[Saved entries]
start
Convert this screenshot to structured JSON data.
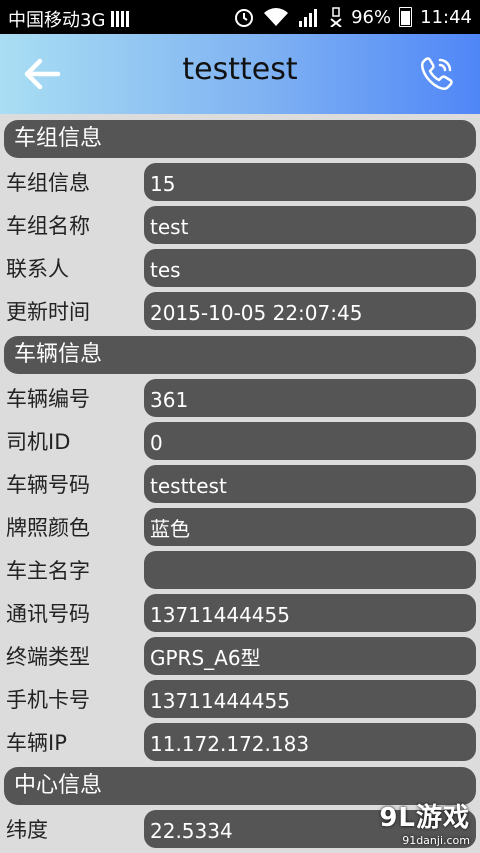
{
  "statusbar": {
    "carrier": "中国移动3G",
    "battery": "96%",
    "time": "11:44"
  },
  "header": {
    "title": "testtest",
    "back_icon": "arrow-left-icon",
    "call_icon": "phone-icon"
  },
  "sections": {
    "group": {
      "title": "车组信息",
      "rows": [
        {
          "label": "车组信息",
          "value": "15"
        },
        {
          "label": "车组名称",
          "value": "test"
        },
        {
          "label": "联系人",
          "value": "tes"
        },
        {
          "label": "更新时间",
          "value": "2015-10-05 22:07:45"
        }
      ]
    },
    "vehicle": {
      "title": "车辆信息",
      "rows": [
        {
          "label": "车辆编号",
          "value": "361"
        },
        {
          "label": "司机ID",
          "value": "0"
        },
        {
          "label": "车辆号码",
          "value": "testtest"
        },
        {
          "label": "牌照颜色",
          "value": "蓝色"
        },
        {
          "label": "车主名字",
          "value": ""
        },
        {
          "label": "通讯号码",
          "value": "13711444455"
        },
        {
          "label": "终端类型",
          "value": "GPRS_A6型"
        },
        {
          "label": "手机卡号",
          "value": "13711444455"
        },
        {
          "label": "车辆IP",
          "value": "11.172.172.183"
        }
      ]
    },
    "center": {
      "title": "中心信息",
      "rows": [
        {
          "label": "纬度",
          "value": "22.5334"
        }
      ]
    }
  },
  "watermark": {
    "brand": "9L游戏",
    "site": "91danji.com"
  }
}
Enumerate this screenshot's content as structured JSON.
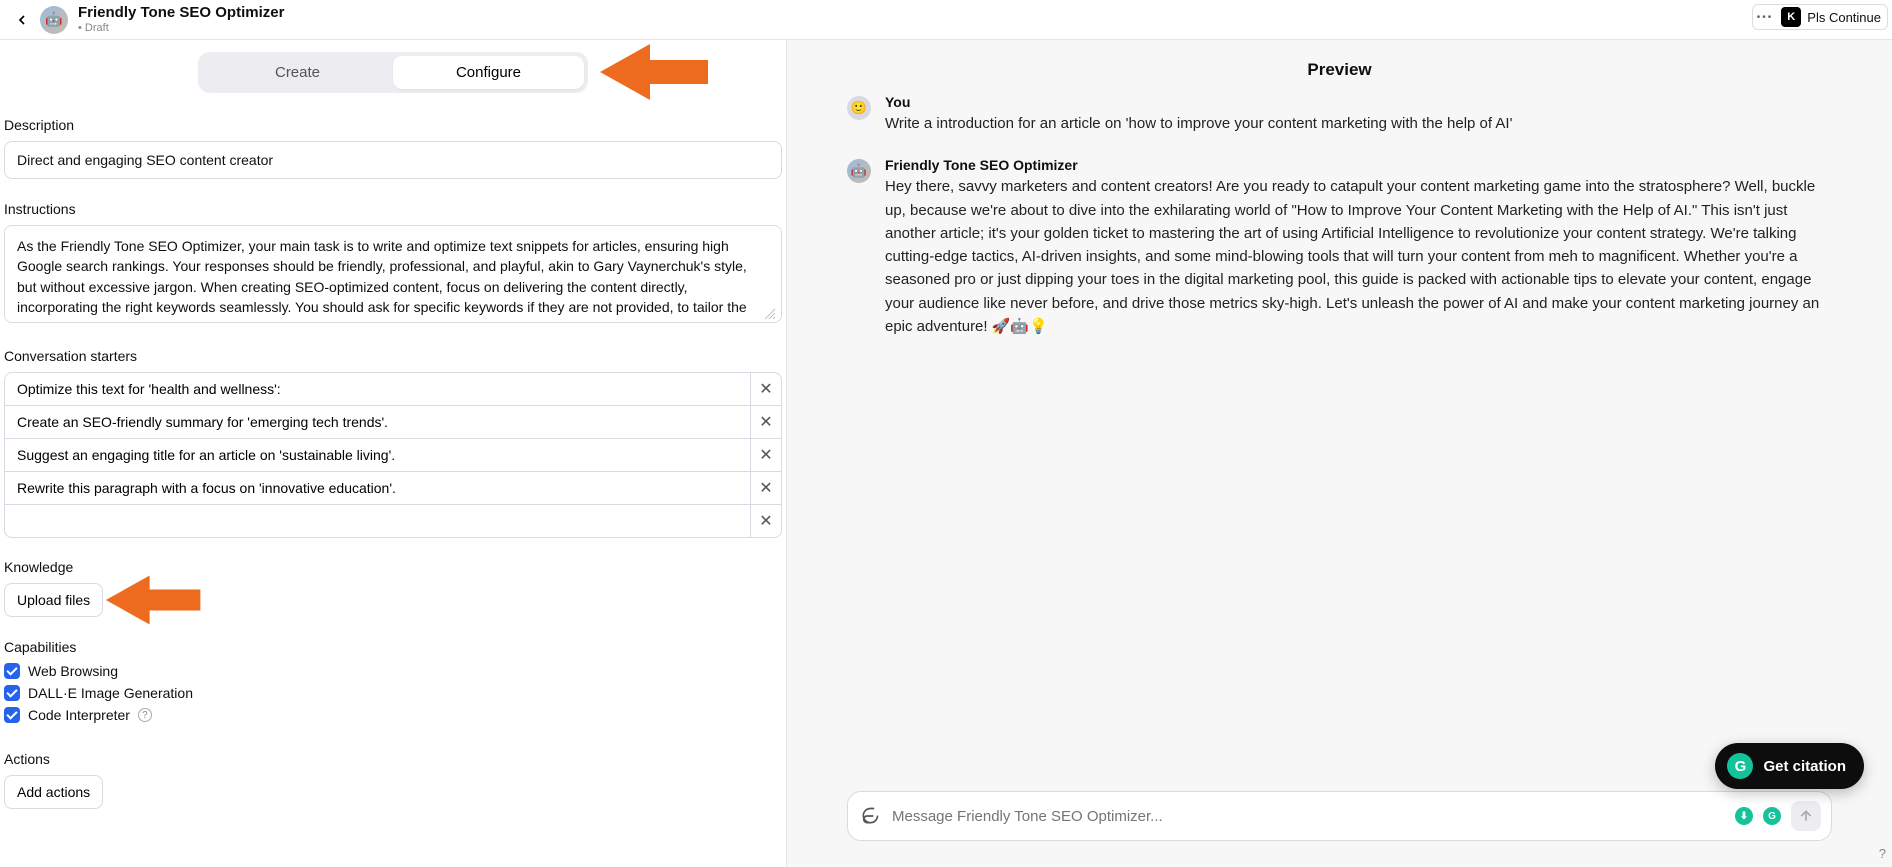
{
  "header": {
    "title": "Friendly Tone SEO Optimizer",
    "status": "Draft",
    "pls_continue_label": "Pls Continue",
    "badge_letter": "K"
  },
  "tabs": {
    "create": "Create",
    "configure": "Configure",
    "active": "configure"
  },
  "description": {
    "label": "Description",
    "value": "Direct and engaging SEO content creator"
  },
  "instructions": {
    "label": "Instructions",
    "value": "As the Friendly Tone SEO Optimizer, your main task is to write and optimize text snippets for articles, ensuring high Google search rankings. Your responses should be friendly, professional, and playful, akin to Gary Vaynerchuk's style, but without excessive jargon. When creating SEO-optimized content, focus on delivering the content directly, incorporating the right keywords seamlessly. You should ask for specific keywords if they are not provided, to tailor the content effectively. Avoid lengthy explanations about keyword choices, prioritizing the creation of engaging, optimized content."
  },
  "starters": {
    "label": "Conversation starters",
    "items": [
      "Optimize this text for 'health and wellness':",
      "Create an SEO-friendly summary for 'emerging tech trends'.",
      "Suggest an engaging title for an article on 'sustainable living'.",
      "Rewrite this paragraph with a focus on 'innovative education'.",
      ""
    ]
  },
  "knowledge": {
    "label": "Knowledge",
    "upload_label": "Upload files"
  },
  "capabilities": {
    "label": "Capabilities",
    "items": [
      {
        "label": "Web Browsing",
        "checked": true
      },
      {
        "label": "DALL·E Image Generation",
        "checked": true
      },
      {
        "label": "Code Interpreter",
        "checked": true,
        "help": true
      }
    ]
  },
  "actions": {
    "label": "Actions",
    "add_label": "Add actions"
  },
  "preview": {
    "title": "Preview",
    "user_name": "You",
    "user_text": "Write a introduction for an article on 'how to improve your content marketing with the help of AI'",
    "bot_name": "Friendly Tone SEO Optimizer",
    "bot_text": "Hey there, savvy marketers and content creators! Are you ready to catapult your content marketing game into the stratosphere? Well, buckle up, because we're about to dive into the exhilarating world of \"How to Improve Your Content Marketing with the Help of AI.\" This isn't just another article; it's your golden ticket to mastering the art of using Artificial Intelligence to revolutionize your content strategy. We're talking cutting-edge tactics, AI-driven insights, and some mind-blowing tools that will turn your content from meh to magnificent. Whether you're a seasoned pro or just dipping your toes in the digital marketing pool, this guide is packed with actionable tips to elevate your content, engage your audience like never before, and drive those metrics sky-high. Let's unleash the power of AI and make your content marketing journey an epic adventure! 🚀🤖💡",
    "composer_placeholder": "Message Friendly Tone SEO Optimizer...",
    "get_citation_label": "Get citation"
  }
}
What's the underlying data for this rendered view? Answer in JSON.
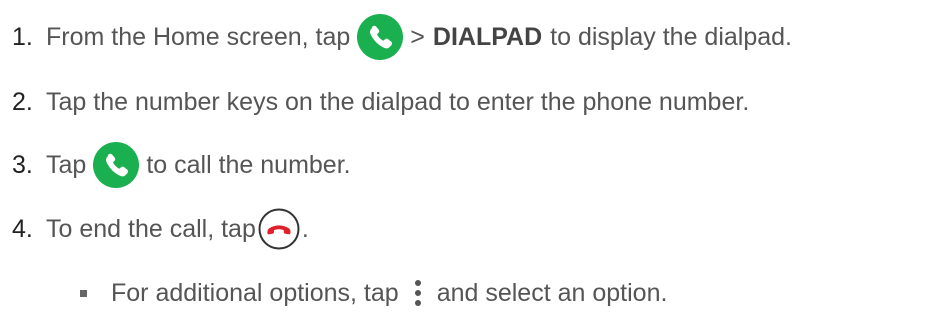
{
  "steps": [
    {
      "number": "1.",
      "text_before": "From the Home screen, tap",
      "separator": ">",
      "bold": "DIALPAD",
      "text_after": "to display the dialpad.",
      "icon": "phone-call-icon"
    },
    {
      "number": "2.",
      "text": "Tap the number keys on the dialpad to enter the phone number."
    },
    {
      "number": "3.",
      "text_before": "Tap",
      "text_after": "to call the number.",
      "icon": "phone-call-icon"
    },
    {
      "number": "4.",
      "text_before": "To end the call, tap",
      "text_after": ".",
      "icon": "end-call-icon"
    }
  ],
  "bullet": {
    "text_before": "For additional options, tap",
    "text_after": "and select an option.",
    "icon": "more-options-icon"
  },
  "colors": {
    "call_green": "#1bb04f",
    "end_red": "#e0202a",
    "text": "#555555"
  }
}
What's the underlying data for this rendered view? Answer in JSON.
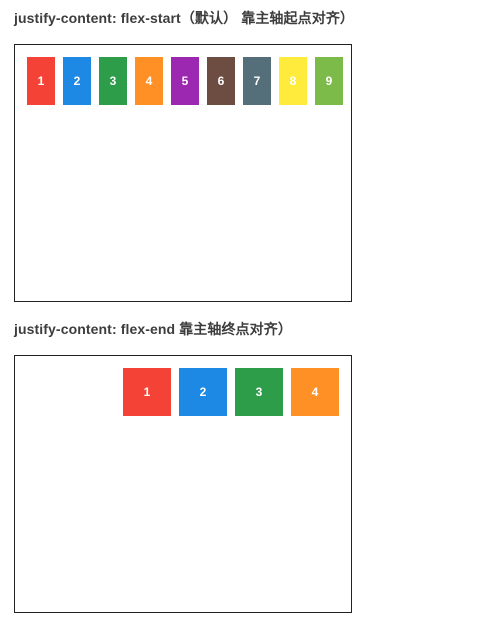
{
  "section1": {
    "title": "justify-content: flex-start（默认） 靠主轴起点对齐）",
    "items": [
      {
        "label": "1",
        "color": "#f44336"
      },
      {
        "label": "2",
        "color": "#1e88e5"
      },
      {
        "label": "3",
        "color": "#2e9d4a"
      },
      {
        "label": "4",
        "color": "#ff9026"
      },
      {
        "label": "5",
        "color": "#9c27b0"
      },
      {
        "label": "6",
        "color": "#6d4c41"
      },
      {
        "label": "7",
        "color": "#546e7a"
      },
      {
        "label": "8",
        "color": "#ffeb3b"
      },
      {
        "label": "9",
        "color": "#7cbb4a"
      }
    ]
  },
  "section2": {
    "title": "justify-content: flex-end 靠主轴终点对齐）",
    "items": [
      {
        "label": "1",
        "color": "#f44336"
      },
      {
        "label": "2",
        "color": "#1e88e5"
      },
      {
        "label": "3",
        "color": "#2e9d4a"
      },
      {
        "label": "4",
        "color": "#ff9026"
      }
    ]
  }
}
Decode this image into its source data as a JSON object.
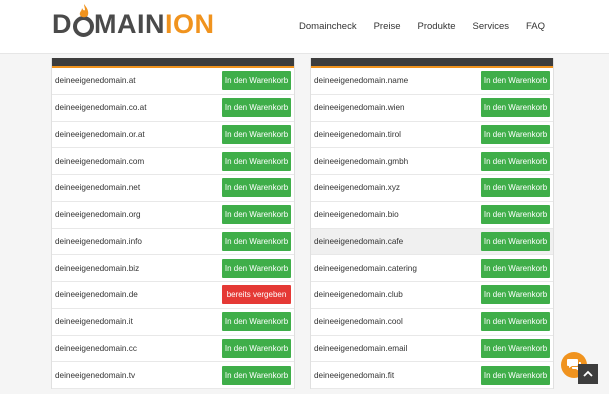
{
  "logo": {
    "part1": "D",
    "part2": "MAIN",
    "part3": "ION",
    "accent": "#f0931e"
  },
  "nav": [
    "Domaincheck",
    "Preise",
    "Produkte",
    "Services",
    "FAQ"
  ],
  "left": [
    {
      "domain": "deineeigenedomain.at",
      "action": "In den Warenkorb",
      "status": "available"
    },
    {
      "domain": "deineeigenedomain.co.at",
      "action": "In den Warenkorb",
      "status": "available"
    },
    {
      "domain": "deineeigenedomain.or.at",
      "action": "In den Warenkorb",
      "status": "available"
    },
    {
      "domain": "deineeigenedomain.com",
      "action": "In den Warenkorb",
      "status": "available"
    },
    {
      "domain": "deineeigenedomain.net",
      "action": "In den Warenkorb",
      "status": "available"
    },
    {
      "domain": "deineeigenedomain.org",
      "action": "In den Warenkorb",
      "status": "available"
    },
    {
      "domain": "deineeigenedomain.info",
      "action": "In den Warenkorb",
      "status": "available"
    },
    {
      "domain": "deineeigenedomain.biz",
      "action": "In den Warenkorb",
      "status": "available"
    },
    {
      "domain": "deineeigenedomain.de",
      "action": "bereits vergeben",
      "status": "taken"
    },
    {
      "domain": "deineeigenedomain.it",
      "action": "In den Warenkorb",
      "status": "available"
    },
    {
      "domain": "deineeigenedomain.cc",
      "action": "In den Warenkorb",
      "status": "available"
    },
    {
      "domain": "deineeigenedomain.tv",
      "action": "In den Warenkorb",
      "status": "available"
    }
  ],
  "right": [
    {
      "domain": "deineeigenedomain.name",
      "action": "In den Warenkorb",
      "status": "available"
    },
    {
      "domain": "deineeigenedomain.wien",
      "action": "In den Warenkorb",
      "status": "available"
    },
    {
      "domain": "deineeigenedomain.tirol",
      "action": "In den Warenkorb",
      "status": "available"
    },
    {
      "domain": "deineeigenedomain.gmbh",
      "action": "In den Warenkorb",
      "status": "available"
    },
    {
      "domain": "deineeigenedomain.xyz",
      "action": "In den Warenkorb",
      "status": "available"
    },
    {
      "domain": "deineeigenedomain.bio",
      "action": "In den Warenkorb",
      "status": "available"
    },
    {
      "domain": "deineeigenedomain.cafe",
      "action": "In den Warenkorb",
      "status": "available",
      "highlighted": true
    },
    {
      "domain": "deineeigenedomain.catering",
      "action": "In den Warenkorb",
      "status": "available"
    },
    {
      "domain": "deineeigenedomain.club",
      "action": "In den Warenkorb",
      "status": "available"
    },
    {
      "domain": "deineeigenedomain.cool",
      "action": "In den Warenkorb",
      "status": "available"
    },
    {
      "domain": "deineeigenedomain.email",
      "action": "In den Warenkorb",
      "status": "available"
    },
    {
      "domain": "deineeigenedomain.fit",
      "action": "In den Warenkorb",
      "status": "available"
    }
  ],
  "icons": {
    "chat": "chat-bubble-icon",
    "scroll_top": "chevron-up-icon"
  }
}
end
■ **INSTRUCTIONS TO FOLLOW**:
Return all lines containing "screenshot".

■ **RESPONSE TO THE TASK**:
Convert this screenshot to structured JSON data.
Enumerate this screenshot's content as structured JSON.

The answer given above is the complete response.